▸ **WHAT IS REQUIRED**:
Gather all lines from the material that contain the word "Length".

▸ **INFORMATION PROVIDED**:
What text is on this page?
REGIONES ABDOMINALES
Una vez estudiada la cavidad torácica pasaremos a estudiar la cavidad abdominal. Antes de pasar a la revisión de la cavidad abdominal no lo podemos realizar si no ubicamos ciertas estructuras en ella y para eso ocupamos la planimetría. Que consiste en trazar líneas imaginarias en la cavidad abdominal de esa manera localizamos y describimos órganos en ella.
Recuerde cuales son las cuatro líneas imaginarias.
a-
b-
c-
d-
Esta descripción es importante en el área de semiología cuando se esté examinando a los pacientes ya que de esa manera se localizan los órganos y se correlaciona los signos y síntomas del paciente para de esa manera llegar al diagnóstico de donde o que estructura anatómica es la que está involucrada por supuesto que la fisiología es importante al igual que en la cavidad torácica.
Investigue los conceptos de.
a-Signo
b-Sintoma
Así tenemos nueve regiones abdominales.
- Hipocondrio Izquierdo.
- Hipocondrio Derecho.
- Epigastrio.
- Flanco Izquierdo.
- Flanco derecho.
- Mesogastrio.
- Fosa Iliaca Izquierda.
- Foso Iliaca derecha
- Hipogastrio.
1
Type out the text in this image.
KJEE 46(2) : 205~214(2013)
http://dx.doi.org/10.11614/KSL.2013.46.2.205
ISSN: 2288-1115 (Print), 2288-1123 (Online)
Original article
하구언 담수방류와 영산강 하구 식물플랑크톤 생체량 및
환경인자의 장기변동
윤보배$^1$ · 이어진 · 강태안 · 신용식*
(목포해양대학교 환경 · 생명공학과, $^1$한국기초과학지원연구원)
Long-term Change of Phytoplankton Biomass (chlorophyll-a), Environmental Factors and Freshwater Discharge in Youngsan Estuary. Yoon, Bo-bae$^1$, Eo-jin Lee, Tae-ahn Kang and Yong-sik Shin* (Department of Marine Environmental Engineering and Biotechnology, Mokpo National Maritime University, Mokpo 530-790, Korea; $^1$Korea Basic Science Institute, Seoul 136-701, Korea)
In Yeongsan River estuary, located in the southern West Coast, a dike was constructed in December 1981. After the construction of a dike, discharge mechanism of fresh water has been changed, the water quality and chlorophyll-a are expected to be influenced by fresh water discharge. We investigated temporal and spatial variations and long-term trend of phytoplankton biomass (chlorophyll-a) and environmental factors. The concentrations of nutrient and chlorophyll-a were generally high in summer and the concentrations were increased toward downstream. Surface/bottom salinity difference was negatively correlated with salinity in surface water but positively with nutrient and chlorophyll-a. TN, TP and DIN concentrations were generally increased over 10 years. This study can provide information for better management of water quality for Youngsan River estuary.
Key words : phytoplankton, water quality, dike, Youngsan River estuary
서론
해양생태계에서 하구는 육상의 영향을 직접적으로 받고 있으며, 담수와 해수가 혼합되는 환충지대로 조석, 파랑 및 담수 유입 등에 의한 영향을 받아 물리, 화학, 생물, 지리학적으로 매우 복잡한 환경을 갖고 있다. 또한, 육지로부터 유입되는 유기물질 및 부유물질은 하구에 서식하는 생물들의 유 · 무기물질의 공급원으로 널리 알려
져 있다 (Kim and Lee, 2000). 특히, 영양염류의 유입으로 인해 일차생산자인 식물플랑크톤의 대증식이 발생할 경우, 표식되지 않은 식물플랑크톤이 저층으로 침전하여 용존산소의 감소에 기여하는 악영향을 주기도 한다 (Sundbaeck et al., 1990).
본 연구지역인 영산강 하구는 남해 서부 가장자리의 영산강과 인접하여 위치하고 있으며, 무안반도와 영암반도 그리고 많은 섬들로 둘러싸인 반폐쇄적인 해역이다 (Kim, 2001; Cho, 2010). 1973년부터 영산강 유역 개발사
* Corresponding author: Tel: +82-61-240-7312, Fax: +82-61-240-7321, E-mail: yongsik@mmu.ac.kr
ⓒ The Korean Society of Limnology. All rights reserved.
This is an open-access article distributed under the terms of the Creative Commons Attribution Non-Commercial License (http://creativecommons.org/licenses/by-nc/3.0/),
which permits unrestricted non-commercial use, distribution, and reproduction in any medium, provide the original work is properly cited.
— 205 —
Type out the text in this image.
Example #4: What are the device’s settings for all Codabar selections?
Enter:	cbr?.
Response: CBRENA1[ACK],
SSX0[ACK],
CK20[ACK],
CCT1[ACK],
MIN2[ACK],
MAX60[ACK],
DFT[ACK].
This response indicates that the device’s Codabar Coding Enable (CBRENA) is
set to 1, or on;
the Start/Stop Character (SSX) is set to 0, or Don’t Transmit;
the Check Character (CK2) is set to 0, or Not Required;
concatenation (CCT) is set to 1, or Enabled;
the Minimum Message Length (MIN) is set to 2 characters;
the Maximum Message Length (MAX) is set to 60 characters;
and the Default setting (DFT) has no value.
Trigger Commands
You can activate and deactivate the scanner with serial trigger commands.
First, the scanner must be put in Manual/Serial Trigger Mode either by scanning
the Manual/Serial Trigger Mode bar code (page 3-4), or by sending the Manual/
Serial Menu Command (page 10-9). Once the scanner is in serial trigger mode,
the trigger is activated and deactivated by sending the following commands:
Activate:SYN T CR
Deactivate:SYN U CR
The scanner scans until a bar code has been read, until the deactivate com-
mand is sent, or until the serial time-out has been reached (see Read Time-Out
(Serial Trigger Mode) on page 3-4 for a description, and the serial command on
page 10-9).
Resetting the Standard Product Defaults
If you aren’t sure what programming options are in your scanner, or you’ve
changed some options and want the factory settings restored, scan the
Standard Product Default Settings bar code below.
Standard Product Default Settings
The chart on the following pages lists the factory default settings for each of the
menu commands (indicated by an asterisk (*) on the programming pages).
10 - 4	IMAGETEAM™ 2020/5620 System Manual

▸ **EXPECTED ANSWER**:
the Minimum Message Length (MIN) is set to 2 characters;
the Maximum Message Length (MAX) is set to 60 characters;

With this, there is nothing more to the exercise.